Request: Write the data out again exactly, with no pictures.

-- begin --

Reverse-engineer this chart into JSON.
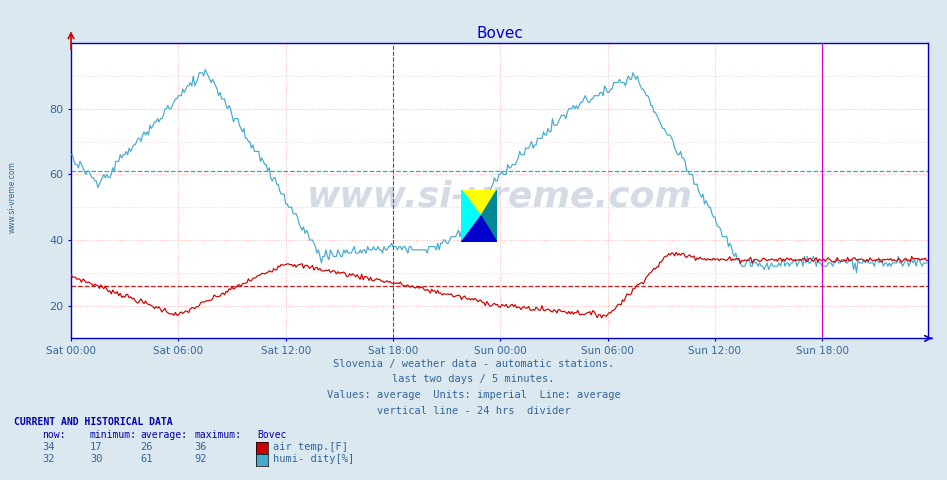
{
  "title": "Bovec",
  "title_color": "#0000cc",
  "bg_color": "#dce8f0",
  "plot_bg_color": "#ffffff",
  "grid_color_h": "#ffaaaa",
  "grid_color_v": "#ffaaaa",
  "x_ticks_labels": [
    "Sat 00:00",
    "Sat 06:00",
    "Sat 12:00",
    "Sat 18:00",
    "Sun 00:00",
    "Sun 06:00",
    "Sun 12:00",
    "Sun 18:00"
  ],
  "x_ticks_pos": [
    0,
    72,
    144,
    216,
    288,
    360,
    432,
    504
  ],
  "total_points": 576,
  "ylim": [
    10,
    100
  ],
  "yticks": [
    20,
    40,
    60,
    80
  ],
  "ylabel_color": "#336699",
  "watermark": "www.si-vreme.com",
  "watermark_color": "#1a3a6a",
  "watermark_alpha": 0.18,
  "subtitle_lines": [
    "Slovenia / weather data - automatic stations.",
    "last two days / 5 minutes.",
    "Values: average  Units: imperial  Line: average",
    "vertical line - 24 hrs  divider"
  ],
  "subtitle_color": "#336699",
  "avg_line_temp": 26,
  "avg_line_humi": 61,
  "avg_line_temp_color": "#cc0000",
  "avg_line_humi_color": "#00aacc",
  "vline_color": "#555555",
  "vline_pos": 216,
  "border_color": "#0000cc",
  "temp_color": "#cc0000",
  "humi_color": "#44aacc",
  "table_header_color": "#0000aa",
  "table_data_color": "#336699",
  "temp_now": 34,
  "temp_min": 17,
  "temp_avg": 26,
  "temp_max": 36,
  "humi_now": 32,
  "humi_min": 30,
  "humi_avg": 61,
  "humi_max": 92,
  "left_label": "www.si-vreme.com",
  "left_label_color": "#336699"
}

-- end --

The answer:
Reverse-engineer this chart into JSON.
{
  "title": "Bovec",
  "title_color": "#0000cc",
  "bg_color": "#dce8f0",
  "plot_bg_color": "#ffffff",
  "grid_color_h": "#ffaaaa",
  "grid_color_v": "#ffaaaa",
  "x_ticks_labels": [
    "Sat 00:00",
    "Sat 06:00",
    "Sat 12:00",
    "Sat 18:00",
    "Sun 00:00",
    "Sun 06:00",
    "Sun 12:00",
    "Sun 18:00"
  ],
  "x_ticks_pos": [
    0,
    72,
    144,
    216,
    288,
    360,
    432,
    504
  ],
  "total_points": 576,
  "ylim": [
    10,
    100
  ],
  "yticks": [
    20,
    40,
    60,
    80
  ],
  "ylabel_color": "#336699",
  "watermark": "www.si-vreme.com",
  "watermark_color": "#1a3a6a",
  "watermark_alpha": 0.18,
  "subtitle_lines": [
    "Slovenia / weather data - automatic stations.",
    "last two days / 5 minutes.",
    "Values: average  Units: imperial  Line: average",
    "vertical line - 24 hrs  divider"
  ],
  "subtitle_color": "#336699",
  "avg_line_temp": 26,
  "avg_line_humi": 61,
  "avg_line_temp_color": "#cc0000",
  "avg_line_humi_color": "#00aacc",
  "vline_color": "#555555",
  "vline_pos": 216,
  "border_color": "#0000cc",
  "temp_color": "#cc0000",
  "humi_color": "#44aacc",
  "table_header_color": "#0000aa",
  "table_data_color": "#336699",
  "temp_now": 34,
  "temp_min": 17,
  "temp_avg": 26,
  "temp_max": 36,
  "humi_now": 32,
  "humi_min": 30,
  "humi_avg": 61,
  "humi_max": 92,
  "left_label": "www.si-vreme.com",
  "left_label_color": "#336699"
}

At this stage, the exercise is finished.